TO DO ▸ Every record that follows should be printed verbatim.

RECORDS SHOWN ▸
»»

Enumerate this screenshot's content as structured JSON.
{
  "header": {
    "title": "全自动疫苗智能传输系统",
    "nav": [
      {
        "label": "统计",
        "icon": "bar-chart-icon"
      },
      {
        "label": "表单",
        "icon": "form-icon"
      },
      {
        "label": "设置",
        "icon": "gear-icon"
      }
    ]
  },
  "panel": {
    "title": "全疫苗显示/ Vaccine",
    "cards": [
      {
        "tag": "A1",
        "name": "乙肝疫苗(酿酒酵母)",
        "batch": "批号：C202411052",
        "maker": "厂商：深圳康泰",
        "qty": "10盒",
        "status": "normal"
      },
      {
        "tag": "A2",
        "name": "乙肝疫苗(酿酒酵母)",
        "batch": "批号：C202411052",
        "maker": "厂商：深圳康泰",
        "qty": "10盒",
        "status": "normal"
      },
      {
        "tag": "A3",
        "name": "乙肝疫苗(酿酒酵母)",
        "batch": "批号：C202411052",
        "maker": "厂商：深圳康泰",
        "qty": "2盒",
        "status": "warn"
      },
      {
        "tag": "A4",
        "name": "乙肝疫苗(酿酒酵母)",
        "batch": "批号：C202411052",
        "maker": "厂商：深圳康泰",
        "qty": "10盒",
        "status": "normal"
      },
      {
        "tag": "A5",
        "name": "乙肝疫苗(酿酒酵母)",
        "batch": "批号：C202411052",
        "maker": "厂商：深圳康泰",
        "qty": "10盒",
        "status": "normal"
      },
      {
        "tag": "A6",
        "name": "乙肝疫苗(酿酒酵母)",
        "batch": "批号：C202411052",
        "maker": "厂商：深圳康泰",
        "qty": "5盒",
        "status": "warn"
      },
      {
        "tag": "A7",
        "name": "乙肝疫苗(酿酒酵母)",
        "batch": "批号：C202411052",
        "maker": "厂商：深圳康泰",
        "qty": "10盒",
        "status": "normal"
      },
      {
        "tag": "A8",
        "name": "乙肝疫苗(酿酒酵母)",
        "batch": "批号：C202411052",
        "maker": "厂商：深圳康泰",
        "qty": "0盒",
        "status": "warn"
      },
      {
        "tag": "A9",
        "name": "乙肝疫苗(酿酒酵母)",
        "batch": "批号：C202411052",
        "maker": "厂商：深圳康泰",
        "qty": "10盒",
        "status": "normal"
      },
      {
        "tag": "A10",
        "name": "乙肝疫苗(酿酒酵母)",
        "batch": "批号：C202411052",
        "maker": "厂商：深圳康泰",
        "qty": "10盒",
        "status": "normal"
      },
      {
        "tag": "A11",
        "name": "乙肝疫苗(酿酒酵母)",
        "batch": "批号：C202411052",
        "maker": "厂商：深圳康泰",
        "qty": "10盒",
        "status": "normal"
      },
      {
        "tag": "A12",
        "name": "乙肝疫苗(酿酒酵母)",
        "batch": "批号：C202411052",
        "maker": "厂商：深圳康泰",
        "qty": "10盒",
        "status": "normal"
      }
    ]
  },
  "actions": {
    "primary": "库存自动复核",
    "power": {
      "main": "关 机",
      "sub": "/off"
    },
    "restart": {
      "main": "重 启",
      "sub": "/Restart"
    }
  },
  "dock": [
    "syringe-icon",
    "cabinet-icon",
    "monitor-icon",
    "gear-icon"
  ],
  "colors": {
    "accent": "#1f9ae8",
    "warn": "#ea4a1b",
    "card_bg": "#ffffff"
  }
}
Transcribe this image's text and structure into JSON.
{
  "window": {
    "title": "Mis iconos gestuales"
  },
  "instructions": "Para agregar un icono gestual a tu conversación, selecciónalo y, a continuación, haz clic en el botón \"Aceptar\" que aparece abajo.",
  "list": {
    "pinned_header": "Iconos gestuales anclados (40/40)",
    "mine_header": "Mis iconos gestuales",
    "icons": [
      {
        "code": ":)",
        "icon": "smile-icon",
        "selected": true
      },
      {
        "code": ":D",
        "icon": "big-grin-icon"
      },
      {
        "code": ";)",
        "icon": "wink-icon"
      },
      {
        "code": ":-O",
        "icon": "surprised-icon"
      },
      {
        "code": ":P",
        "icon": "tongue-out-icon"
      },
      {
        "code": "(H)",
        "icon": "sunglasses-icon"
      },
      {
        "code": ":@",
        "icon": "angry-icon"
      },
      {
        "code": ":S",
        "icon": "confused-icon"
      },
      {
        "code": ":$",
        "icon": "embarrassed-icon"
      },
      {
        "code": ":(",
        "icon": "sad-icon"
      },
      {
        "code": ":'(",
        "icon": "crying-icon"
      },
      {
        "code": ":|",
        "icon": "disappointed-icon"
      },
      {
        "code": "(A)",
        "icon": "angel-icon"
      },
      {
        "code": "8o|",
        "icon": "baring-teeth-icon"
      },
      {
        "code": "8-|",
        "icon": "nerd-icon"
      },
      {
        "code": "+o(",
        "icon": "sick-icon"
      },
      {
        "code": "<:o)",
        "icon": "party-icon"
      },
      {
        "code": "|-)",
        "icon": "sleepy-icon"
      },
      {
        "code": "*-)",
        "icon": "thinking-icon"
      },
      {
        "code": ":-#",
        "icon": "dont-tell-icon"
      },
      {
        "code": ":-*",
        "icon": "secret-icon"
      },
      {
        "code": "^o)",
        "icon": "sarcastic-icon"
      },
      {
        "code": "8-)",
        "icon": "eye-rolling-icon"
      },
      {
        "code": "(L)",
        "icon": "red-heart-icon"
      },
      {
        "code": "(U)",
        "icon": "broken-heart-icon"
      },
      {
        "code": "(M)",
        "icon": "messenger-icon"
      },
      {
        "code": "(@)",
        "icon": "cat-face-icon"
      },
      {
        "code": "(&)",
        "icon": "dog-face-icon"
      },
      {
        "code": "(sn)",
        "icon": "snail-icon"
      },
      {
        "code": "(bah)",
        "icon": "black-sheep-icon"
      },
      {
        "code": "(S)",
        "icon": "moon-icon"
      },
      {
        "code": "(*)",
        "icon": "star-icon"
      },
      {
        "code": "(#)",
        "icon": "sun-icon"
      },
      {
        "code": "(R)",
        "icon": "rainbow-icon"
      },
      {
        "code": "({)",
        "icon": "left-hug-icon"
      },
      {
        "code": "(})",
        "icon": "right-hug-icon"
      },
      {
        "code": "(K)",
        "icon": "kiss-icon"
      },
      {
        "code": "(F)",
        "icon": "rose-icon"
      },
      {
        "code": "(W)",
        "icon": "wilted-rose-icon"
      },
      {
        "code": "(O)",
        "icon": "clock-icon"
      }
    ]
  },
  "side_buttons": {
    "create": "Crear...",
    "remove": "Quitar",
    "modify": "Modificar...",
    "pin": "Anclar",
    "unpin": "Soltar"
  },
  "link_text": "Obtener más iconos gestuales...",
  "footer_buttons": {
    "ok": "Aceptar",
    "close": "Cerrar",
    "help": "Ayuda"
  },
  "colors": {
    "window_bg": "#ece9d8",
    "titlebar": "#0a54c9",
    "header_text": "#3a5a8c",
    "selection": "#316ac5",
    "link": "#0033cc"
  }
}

««

THE REPLY ▸
Enumerate this screenshot's content as structured JSON.
{
  "header": {
    "title": "全自动疫苗智能传输系统",
    "nav": [
      {
        "label": "统计",
        "icon": "bar-chart-icon"
      },
      {
        "label": "表单",
        "icon": "form-icon"
      },
      {
        "label": "设置",
        "icon": "gear-icon"
      }
    ]
  },
  "panel": {
    "title": "全疫苗显示/ Vaccine",
    "cards": [
      {
        "tag": "A1",
        "name": "乙肝疫苗(酿酒酵母)",
        "batch": "批号：C202411052",
        "maker": "厂商：深圳康泰",
        "qty": "10盒",
        "status": "normal"
      },
      {
        "tag": "A2",
        "name": "乙肝疫苗(酿酒酵母)",
        "batch": "批号：C202411052",
        "maker": "厂商：深圳康泰",
        "qty": "10盒",
        "status": "normal"
      },
      {
        "tag": "A3",
        "name": "乙肝疫苗(酿酒酵母)",
        "batch": "批号：C202411052",
        "maker": "厂商：深圳康泰",
        "qty": "2盒",
        "status": "warn"
      },
      {
        "tag": "A4",
        "name": "乙肝疫苗(酿酒酵母)",
        "batch": "批号：C202411052",
        "maker": "厂商：深圳康泰",
        "qty": "10盒",
        "status": "normal"
      },
      {
        "tag": "A5",
        "name": "乙肝疫苗(酿酒酵母)",
        "batch": "批号：C202411052",
        "maker": "厂商：深圳康泰",
        "qty": "10盒",
        "status": "normal"
      },
      {
        "tag": "A6",
        "name": "乙肝疫苗(酿酒酵母)",
        "batch": "批号：C202411052",
        "maker": "厂商：深圳康泰",
        "qty": "5盒",
        "status": "warn"
      },
      {
        "tag": "A7",
        "name": "乙肝疫苗(酿酒酵母)",
        "batch": "批号：C202411052",
        "maker": "厂商：深圳康泰",
        "qty": "10盒",
        "status": "normal"
      },
      {
        "tag": "A8",
        "name": "乙肝疫苗(酿酒酵母)",
        "batch": "批号：C202411052",
        "maker": "厂商：深圳康泰",
        "qty": "0盒",
        "status": "warn"
      },
      {
        "tag": "A9",
        "name": "乙肝疫苗(酿酒酵母)",
        "batch": "批号：C202411052",
        "maker": "厂商：深圳康泰",
        "qty": "10盒",
        "status": "normal"
      },
      {
        "tag": "A10",
        "name": "乙肝疫苗(酿酒酵母)",
        "batch": "批号：C202411052",
        "maker": "厂商：深圳康泰",
        "qty": "10盒",
        "status": "normal"
      },
      {
        "tag": "A11",
        "name": "乙肝疫苗(酿酒酵母)",
        "batch": "批号：C202411052",
        "maker": "厂商：深圳康泰",
        "qty": "10盒",
        "status": "normal"
      },
      {
        "tag": "A12",
        "name": "乙肝疫苗(酿酒酵母)",
        "batch": "批号：C202411052",
        "maker": "厂商：深圳康泰",
        "qty": "10盒",
        "status": "normal"
      }
    ]
  },
  "actions": {
    "primary": "库存自动复核",
    "power": {
      "main": "关 机",
      "sub": "/off"
    },
    "restart": {
      "main": "重 启",
      "sub": "/Restart"
    }
  },
  "dock": [
    "syringe-icon",
    "cabinet-icon",
    "monitor-icon",
    "gear-icon"
  ],
  "colors": {
    "accent": "#1f9ae8",
    "warn": "#ea4a1b",
    "card_bg": "#ffffff"
  }
}
Transcribe this image's text and structure into JSON.
{
  "window": {
    "title": "Mis iconos gestuales"
  },
  "instructions": "Para agregar un icono gestual a tu conversación, selecciónalo y, a continuación, haz clic en el botón \"Aceptar\" que aparece abajo.",
  "list": {
    "pinned_header": "Iconos gestuales anclados (40/40)",
    "mine_header": "Mis iconos gestuales",
    "icons": [
      {
        "code": ":)",
        "icon": "smile-icon",
        "selected": true
      },
      {
        "code": ":D",
        "icon": "big-grin-icon"
      },
      {
        "code": ";)",
        "icon": "wink-icon"
      },
      {
        "code": ":-O",
        "icon": "surprised-icon"
      },
      {
        "code": ":P",
        "icon": "tongue-out-icon"
      },
      {
        "code": "(H)",
        "icon": "sunglasses-icon"
      },
      {
        "code": ":@",
        "icon": "angry-icon"
      },
      {
        "code": ":S",
        "icon": "confused-icon"
      },
      {
        "code": ":$",
        "icon": "embarrassed-icon"
      },
      {
        "code": ":(",
        "icon": "sad-icon"
      },
      {
        "code": ":'(",
        "icon": "crying-icon"
      },
      {
        "code": ":|",
        "icon": "disappointed-icon"
      },
      {
        "code": "(A)",
        "icon": "angel-icon"
      },
      {
        "code": "8o|",
        "icon": "baring-teeth-icon"
      },
      {
        "code": "8-|",
        "icon": "nerd-icon"
      },
      {
        "code": "+o(",
        "icon": "sick-icon"
      },
      {
        "code": "<:o)",
        "icon": "party-icon"
      },
      {
        "code": "|-)",
        "icon": "sleepy-icon"
      },
      {
        "code": "*-)",
        "icon": "thinking-icon"
      },
      {
        "code": ":-#",
        "icon": "dont-tell-icon"
      },
      {
        "code": ":-*",
        "icon": "secret-icon"
      },
      {
        "code": "^o)",
        "icon": "sarcastic-icon"
      },
      {
        "code": "8-)",
        "icon": "eye-rolling-icon"
      },
      {
        "code": "(L)",
        "icon": "red-heart-icon"
      },
      {
        "code": "(U)",
        "icon": "broken-heart-icon"
      },
      {
        "code": "(M)",
        "icon": "messenger-icon"
      },
      {
        "code": "(@)",
        "icon": "cat-face-icon"
      },
      {
        "code": "(&)",
        "icon": "dog-face-icon"
      },
      {
        "code": "(sn)",
        "icon": "snail-icon"
      },
      {
        "code": "(bah)",
        "icon": "black-sheep-icon"
      },
      {
        "code": "(S)",
        "icon": "moon-icon"
      },
      {
        "code": "(*)",
        "icon": "star-icon"
      },
      {
        "code": "(#)",
        "icon": "sun-icon"
      },
      {
        "code": "(R)",
        "icon": "rainbow-icon"
      },
      {
        "code": "({)",
        "icon": "left-hug-icon"
      },
      {
        "code": "(})",
        "icon": "right-hug-icon"
      },
      {
        "code": "(K)",
        "icon": "kiss-icon"
      },
      {
        "code": "(F)",
        "icon": "rose-icon"
      },
      {
        "code": "(W)",
        "icon": "wilted-rose-icon"
      },
      {
        "code": "(O)",
        "icon": "clock-icon"
      }
    ]
  },
  "side_buttons": {
    "create": "Crear...",
    "remove": "Quitar",
    "modify": "Modificar...",
    "pin": "Anclar",
    "unpin": "Soltar"
  },
  "link_text": "Obtener más iconos gestuales...",
  "footer_buttons": {
    "ok": "Aceptar",
    "close": "Cerrar",
    "help": "Ayuda"
  },
  "colors": {
    "window_bg": "#ece9d8",
    "titlebar": "#0a54c9",
    "header_text": "#3a5a8c",
    "selection": "#316ac5",
    "link": "#0033cc"
  }
}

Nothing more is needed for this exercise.